Repeat every record below exactly as it appears.

(Data entries)
--------------------------------------------------
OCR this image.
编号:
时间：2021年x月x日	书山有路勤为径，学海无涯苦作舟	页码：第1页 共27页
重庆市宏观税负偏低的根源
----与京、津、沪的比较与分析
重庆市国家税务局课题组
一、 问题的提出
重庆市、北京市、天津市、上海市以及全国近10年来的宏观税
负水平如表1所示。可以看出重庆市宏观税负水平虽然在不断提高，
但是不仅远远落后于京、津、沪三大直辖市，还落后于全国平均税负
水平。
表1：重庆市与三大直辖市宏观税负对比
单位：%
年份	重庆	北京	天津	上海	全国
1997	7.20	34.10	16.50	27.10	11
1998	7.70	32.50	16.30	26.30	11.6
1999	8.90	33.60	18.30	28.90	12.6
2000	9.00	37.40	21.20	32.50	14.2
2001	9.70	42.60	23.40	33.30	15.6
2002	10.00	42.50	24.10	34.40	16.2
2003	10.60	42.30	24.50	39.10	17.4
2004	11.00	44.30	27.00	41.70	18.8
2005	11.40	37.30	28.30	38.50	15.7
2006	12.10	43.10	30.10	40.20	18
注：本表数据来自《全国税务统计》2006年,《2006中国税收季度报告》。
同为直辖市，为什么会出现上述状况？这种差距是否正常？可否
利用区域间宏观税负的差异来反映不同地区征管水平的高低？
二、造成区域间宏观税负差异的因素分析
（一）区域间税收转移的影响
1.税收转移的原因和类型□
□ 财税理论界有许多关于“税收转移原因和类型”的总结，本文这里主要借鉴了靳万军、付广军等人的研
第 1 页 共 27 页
--------------------------------------------------
## TASK OUTPUT
OCR this image.
编号:
时间：2021年x月x日	书山有路勤为径，学海无涯苦作舟	页码：第1页 共27页
重庆市宏观税负偏低的根源
----与京、津、沪的比较与分析
重庆市国家税务局课题组
一、 问题的提出
重庆市、北京市、天津市、上海市以及全国近10年来的宏观税
负水平如表1所示。可以看出重庆市宏观税负水平虽然在不断提高，
但是不仅远远落后于京、津、沪三大直辖市，还落后于全国平均税负
水平。
表1：重庆市与三大直辖市宏观税负对比
单位：%
年份	重庆	北京	天津	上海	全国
1997	7.20	34.10	16.50	27.10	11
1998	7.70	32.50	16.30	26.30	11.6
1999	8.90	33.60	18.30	28.90	12.6
2000	9.00	37.40	21.20	32.50	14.2
2001	9.70	42.60	23.40	33.30	15.6
2002	10.00	42.50	24.10	34.40	16.2
2003	10.60	42.30	24.50	39.10	17.4
2004	11.00	44.30	27.00	41.70	18.8
2005	11.40	37.30	28.30	38.50	15.7
2006	12.10	43.10	30.10	40.20	18
注：本表数据来自《全国税务统计》2006年,《2006中国税收季度报告》。
同为直辖市，为什么会出现上述状况？这种差距是否正常？可否
利用区域间宏观税负的差异来反映不同地区征管水平的高低？
二、造成区域间宏观税负差异的因素分析
（一）区域间税收转移的影响
1.税收转移的原因和类型□
□ 财税理论界有许多关于“税收转移原因和类型”的总结，本文这里主要借鉴了靳万军、付广军等人的研
第 1 页 共 27 页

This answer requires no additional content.